Freitag, 21. August 2015

21. August 2015 - Aus dem Bienen-Kästchen - Für Menschlichkeit

Dieses Foto habe ich in Mombasa gemacht, es zeigt keine Flüchtlinge, trotzdem benutze ich es als Synonym


Ein menschliches Drama

Wer wie - heute am frühen Morgen - ein Mann, der genüsslich vor einer Bäckerei seinen Kaffee schlürft - und dann krass und boshaft über Flüchtlinge vom Leder zieht mit Worten, die ich hier nicht wiederholen kann - sollte sich mal fragen,

wo vielleicht seine Wurzeln liegen. Und vor allem sollten er und viele andere sich die Frage stellen, was den Menschen ausmacht.

Wie so viele ist auch meine Mutter als Kind mit ihrer Mutter aus dem damaligen Ostpreußen nach Dänemark geflüchtet. Ihr Leben lang hat sie diese Erlebnisse nicht vergessen können und ob sie sie je verarbeitet hat, ist ungewiss. Denn sie hat zum größten Teil darüber den Mantel des Schweigens ausgebreitet, als helfe er ihr, die schlimmen Lagerzustände vergessen zu machen.

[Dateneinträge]
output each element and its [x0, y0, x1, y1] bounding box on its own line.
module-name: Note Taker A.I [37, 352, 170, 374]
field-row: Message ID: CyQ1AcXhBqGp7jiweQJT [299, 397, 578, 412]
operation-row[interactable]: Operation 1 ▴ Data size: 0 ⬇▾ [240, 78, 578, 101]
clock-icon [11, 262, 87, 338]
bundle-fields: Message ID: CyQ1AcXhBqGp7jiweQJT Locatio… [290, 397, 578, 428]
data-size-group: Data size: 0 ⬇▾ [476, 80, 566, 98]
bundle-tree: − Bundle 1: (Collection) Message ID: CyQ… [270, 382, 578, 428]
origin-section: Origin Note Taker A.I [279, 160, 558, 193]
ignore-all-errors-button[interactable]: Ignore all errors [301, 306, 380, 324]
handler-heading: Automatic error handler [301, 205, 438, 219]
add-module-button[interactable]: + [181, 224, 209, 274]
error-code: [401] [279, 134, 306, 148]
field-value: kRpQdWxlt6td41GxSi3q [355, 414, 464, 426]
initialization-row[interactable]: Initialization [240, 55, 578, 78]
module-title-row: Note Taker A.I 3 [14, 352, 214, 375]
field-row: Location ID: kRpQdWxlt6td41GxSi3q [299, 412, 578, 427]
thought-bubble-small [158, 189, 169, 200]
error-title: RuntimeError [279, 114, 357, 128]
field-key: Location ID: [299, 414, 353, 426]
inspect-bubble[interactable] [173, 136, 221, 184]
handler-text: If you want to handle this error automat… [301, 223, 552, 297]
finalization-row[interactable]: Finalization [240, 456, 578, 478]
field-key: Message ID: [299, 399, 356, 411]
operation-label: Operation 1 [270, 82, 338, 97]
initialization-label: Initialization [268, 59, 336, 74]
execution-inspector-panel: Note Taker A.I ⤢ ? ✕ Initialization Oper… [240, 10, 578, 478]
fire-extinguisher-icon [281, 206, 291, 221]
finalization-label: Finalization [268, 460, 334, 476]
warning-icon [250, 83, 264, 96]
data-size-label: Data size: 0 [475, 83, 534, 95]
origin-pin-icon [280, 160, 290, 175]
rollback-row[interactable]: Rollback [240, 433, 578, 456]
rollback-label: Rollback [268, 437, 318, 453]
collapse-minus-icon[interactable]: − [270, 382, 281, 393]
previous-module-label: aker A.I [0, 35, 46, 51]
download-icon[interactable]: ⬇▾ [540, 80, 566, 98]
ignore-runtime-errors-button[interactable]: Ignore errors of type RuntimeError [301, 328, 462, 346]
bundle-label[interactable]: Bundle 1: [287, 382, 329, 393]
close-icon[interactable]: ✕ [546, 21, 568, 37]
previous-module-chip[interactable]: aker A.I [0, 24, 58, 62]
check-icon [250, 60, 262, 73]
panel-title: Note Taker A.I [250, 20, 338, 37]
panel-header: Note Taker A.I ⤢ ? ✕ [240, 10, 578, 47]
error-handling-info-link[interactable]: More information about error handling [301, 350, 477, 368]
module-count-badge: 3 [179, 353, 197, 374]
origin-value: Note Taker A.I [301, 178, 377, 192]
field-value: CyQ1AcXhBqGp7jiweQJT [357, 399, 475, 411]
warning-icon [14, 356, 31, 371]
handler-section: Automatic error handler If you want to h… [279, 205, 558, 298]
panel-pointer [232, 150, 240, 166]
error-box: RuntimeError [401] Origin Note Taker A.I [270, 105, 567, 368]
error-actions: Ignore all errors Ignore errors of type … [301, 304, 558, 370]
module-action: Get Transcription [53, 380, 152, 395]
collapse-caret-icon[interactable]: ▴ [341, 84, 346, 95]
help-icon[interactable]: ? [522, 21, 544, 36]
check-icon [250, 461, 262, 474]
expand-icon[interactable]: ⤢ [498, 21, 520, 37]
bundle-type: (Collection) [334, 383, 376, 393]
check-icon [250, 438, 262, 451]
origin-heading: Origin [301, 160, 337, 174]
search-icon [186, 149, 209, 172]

▸ OFFENE AUFGABEN:
1. Übersetze aus dem Textausschnitt über Flucht und Menschlichkeit den Satz „Ihr Leben lang hat sie diese Erlebnisse nicht vergessen können und ob sie sie je verarbeitet hat, ist ungewiss.“ ins Englische.
2. Bearbeite in den Datensätzen die Zeilen vom Anfang bis einschließlich der Zeile mit „field-key: Message ID: [299, 399, 356, 411]“, indem du darin „Note Taker A.I“ durch „Meeting Notes A.I“ ersetzt, und gib nur diese Zeilen sonst unverändert wieder.
Der Textausschnitt und die Datensätze sind voneinander unabhängiges Material.

▸ ANTWORTEN IM ANSCHLUSS:
1. All her life she was unable to forget these experiences, and whether she ever came to terms with them is uncertain.

2.
output each element and its [x0, y0, x1, y1] bounding box on its own line.
module-name: Meeting Notes A.I [37, 352, 170, 374]
field-row: Message ID: CyQ1AcXhBqGp7jiweQJT [299, 397, 578, 412]
operation-row[interactable]: Operation 1 ▴ Data size: 0 ⬇▾ [240, 78, 578, 101]
clock-icon [11, 262, 87, 338]
bundle-fields: Message ID: CyQ1AcXhBqGp7jiweQJT Locatio… [290, 397, 578, 428]
data-size-group: Data size: 0 ⬇▾ [476, 80, 566, 98]
bundle-tree: − Bundle 1: (Collection) Message ID: CyQ… [270, 382, 578, 428]
origin-section: Origin Meeting Notes A.I [279, 160, 558, 193]
ignore-all-errors-button[interactable]: Ignore all errors [301, 306, 380, 324]
handler-heading: Automatic error handler [301, 205, 438, 219]
add-module-button[interactable]: + [181, 224, 209, 274]
error-code: [401] [279, 134, 306, 148]
field-value: kRpQdWxlt6td41GxSi3q [355, 414, 464, 426]
initialization-row[interactable]: Initialization [240, 55, 578, 78]
module-title-row: Meeting Notes A.I 3 [14, 352, 214, 375]
field-row: Location ID: kRpQdWxlt6td41GxSi3q [299, 412, 578, 427]
thought-bubble-small [158, 189, 169, 200]
error-title: RuntimeError [279, 114, 357, 128]
field-key: Location ID: [299, 414, 353, 426]
inspect-bubble[interactable] [173, 136, 221, 184]
handler-text: If you want to handle this error automat… [301, 223, 552, 297]
finalization-row[interactable]: Finalization [240, 456, 578, 478]
field-key: Message ID: [299, 399, 356, 411]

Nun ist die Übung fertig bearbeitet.